*What to work on*. Collect all the lines that mention the word "JSON".

┌────────

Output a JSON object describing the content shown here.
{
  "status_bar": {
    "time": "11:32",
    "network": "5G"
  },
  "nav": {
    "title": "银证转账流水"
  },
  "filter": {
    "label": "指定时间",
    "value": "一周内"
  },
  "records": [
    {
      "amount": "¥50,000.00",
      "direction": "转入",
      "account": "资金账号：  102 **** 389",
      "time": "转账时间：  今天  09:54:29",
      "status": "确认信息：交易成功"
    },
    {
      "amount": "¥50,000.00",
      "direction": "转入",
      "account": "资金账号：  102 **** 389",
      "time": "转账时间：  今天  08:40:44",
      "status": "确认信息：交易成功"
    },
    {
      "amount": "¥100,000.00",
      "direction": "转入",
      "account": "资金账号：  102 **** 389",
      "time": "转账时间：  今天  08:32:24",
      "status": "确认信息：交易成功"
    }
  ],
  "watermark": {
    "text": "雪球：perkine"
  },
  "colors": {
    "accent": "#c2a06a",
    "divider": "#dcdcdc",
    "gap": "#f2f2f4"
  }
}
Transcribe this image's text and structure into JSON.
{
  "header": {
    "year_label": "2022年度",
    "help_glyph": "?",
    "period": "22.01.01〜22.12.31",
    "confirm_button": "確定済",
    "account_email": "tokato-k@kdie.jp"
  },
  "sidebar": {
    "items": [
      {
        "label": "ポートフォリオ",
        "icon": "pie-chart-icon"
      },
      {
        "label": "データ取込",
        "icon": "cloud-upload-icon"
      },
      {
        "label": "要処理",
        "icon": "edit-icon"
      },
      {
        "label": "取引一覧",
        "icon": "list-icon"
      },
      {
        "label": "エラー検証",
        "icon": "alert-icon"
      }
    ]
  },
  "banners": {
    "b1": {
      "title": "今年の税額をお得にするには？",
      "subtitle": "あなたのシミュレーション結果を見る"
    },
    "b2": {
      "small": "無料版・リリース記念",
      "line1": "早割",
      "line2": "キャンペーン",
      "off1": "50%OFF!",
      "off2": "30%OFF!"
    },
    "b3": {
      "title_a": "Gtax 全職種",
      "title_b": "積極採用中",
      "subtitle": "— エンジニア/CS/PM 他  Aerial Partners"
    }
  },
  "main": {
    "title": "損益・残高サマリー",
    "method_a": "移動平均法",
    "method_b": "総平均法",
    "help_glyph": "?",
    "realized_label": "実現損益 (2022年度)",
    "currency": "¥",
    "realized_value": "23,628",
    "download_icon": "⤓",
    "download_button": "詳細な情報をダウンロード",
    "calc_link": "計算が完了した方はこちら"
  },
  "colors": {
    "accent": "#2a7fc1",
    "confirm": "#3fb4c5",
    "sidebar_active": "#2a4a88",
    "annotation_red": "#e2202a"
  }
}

└────────

*Solution to the problem*.
Output a JSON object describing the content shown here.
Transcribe this image's text and structure into JSON.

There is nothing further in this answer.